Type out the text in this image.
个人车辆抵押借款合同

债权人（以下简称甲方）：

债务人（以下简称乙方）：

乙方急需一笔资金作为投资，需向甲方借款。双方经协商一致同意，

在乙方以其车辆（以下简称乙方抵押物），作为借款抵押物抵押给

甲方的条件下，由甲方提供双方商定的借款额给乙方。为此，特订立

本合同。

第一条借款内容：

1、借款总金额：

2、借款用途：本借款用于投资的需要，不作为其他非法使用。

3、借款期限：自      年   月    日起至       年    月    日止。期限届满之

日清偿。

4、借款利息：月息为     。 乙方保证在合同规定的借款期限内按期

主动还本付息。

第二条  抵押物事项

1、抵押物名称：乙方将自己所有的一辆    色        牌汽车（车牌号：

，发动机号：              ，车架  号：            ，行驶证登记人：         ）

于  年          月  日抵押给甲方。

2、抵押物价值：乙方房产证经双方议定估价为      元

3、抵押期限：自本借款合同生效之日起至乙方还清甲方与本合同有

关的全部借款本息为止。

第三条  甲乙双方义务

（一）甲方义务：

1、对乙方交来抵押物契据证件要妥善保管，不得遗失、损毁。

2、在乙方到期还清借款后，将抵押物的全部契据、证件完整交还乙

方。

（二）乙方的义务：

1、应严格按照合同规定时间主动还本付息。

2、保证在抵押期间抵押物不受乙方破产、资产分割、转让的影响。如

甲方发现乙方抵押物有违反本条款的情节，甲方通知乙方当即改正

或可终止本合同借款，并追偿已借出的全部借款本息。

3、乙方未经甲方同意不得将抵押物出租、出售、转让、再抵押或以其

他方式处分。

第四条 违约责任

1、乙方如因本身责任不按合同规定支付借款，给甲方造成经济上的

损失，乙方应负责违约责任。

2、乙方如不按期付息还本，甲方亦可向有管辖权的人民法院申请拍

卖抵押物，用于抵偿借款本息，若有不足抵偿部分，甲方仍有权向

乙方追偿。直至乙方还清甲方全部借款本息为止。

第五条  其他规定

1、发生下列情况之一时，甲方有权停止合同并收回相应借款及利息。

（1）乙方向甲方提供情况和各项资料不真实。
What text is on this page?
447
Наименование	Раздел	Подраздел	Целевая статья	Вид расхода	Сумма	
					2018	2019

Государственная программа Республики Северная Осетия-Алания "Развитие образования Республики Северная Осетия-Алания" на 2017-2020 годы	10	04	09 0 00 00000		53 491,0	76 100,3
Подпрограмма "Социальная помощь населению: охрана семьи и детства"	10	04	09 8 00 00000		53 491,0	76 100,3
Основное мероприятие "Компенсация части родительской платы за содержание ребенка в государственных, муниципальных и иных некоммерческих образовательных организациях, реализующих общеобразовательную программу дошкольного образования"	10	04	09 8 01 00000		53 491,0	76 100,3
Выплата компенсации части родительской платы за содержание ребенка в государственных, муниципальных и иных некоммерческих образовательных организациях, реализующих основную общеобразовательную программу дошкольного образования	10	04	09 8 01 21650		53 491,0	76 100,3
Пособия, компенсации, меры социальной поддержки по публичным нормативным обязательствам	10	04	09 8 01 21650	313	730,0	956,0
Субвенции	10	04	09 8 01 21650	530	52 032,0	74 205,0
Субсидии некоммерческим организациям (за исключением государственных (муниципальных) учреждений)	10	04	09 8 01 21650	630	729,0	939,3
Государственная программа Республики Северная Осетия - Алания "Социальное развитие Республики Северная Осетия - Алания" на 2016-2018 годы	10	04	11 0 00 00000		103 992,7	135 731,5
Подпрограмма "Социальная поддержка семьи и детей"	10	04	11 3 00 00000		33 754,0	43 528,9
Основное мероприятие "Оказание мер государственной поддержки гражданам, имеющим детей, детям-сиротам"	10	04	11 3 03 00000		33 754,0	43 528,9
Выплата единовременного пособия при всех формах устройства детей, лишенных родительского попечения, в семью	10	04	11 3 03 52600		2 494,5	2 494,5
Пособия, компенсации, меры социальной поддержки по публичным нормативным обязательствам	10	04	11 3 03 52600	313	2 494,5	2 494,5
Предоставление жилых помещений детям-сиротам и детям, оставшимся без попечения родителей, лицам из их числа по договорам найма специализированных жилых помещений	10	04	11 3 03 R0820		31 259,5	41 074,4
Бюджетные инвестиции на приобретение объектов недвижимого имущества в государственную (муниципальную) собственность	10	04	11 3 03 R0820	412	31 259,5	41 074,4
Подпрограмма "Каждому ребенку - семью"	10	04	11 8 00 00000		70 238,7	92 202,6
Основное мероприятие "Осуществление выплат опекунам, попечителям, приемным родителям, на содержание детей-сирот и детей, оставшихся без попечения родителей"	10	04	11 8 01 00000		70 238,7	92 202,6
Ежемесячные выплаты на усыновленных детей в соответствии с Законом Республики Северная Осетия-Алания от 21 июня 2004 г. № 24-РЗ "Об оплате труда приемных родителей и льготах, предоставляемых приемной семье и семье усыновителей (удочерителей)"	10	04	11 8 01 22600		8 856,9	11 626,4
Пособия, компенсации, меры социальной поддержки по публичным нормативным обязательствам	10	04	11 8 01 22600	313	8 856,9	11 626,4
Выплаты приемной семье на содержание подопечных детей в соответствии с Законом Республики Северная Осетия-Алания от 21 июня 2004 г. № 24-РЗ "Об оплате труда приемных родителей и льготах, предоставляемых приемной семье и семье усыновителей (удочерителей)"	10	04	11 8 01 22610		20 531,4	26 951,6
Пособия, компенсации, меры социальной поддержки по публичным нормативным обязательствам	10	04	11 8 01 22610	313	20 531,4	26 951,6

• [AIM OF THE EXERCISE]
Quote each line above in full, word for word.

• [SOLUTION]
Type out the text in this image.
个人车辆抵押借款合同

债权人（以下简称甲方）：

债务人（以下简称乙方）：

乙方急需一笔资金作为投资，需向甲方借款。双方经协商一致同意，

在乙方以其车辆（以下简称乙方抵押物），作为借款抵押物抵押给

甲方的条件下，由甲方提供双方商定的借款额给乙方。为此，特订立

本合同。

第一条借款内容：

1、借款总金额：

2、借款用途：本借款用于投资的需要，不作为其他非法使用。

3、借款期限：自      年   月    日起至       年    月    日止。期限届满之

日清偿。

4、借款利息：月息为     。 乙方保证在合同规定的借款期限内按期

主动还本付息。

第二条  抵押物事项

1、抵押物名称：乙方将自己所有的一辆    色        牌汽车（车牌号：

，发动机号：              ，车架  号：            ，行驶证登记人：         ）

于  年          月  日抵押给甲方。

2、抵押物价值：乙方房产证经双方议定估价为      元

3、抵押期限：自本借款合同生效之日起至乙方还清甲方与本合同有

关的全部借款本息为止。

第三条  甲乙双方义务

（一）甲方义务：

1、对乙方交来抵押物契据证件要妥善保管，不得遗失、损毁。

2、在乙方到期还清借款后，将抵押物的全部契据、证件完整交还乙

方。

（二）乙方的义务：

1、应严格按照合同规定时间主动还本付息。

2、保证在抵押期间抵押物不受乙方破产、资产分割、转让的影响。如

甲方发现乙方抵押物有违反本条款的情节，甲方通知乙方当即改正

或可终止本合同借款，并追偿已借出的全部借款本息。

3、乙方未经甲方同意不得将抵押物出租、出售、转让、再抵押或以其

他方式处分。

第四条 违约责任

1、乙方如因本身责任不按合同规定支付借款，给甲方造成经济上的

损失，乙方应负责违约责任。

2、乙方如不按期付息还本，甲方亦可向有管辖权的人民法院申请拍

卖抵押物，用于抵偿借款本息，若有不足抵偿部分，甲方仍有权向

乙方追偿。直至乙方还清甲方全部借款本息为止。

第五条  其他规定

1、发生下列情况之一时，甲方有权停止合同并收回相应借款及利息。

（1）乙方向甲方提供情况和各项资料不真实。
What text is on this page?
447
Наименование	Раздел	Подраздел	Целевая статья	Вид расхода	Сумма	
					2018	2019

Государственная программа Республики Северная Осетия-Алания "Развитие образования Республики Северная Осетия-Алания" на 2017-2020 годы	10	04	09 0 00 00000		53 491,0	76 100,3
Подпрограмма "Социальная помощь населению: охрана семьи и детства"	10	04	09 8 00 00000		53 491,0	76 100,3
Основное мероприятие "Компенсация части родительской платы за содержание ребенка в государственных, муниципальных и иных некоммерческих образовательных организациях, реализующих общеобразовательную программу дошкольного образования"	10	04	09 8 01 00000		53 491,0	76 100,3
Выплата компенсации части родительской платы за содержание ребенка в государственных, муниципальных и иных некоммерческих образовательных организациях, реализующих основную общеобразовательную программу дошкольного образования	10	04	09 8 01 21650		53 491,0	76 100,3
Пособия, компенсации, меры социальной поддержки по публичным нормативным обязательствам	10	04	09 8 01 21650	313	730,0	956,0
Субвенции	10	04	09 8 01 21650	530	52 032,0	74 205,0
Субсидии некоммерческим организациям (за исключением государственных (муниципальных) учреждений)	10	04	09 8 01 21650	630	729,0	939,3
Государственная программа Республики Северная Осетия - Алания "Социальное развитие Республики Северная Осетия - Алания" на 2016-2018 годы	10	04	11 0 00 00000		103 992,7	135 731,5
Подпрограмма "Социальная поддержка семьи и детей"	10	04	11 3 00 00000		33 754,0	43 528,9
Основное мероприятие "Оказание мер государственной поддержки гражданам, имеющим детей, детям-сиротам"	10	04	11 3 03 00000		33 754,0	43 528,9
Выплата единовременного пособия при всех формах устройства детей, лишенных родительского попечения, в семью	10	04	11 3 03 52600		2 494,5	2 494,5
Пособия, компенсации, меры социальной поддержки по публичным нормативным обязательствам	10	04	11 3 03 52600	313	2 494,5	2 494,5
Предоставление жилых помещений детям-сиротам и детям, оставшимся без попечения родителей, лицам из их числа по договорам найма специализированных жилых помещений	10	04	11 3 03 R0820		31 259,5	41 074,4
Бюджетные инвестиции на приобретение объектов недвижимого имущества в государственную (муниципальную) собственность	10	04	11 3 03 R0820	412	31 259,5	41 074,4
Подпрограмма "Каждому ребенку - семью"	10	04	11 8 00 00000		70 238,7	92 202,6
Основное мероприятие "Осуществление выплат опекунам, попечителям, приемным родителям, на содержание детей-сирот и детей, оставшихся без попечения родителей"	10	04	11 8 01 00000		70 238,7	92 202,6
Ежемесячные выплаты на усыновленных детей в соответствии с Законом Республики Северная Осетия-Алания от 21 июня 2004 г. № 24-РЗ "Об оплате труда приемных родителей и льготах, предоставляемых приемной семье и семье усыновителей (удочерителей)"	10	04	11 8 01 22600		8 856,9	11 626,4
Пособия, компенсации, меры социальной поддержки по публичным нормативным обязательствам	10	04	11 8 01 22600	313	8 856,9	11 626,4
Выплаты приемной семье на содержание подопечных детей в соответствии с Законом Республики Северная Осетия-Алания от 21 июня 2004 г. № 24-РЗ "Об оплате труда приемных родителей и льготах, предоставляемых приемной семье и семье усыновителей (удочерителей)"	10	04	11 8 01 22610		20 531,4	26 951,6
Пособия, компенсации, меры социальной поддержки по публичным нормативным обязательствам	10	04	11 8 01 22610	313	20 531,4	26 951,6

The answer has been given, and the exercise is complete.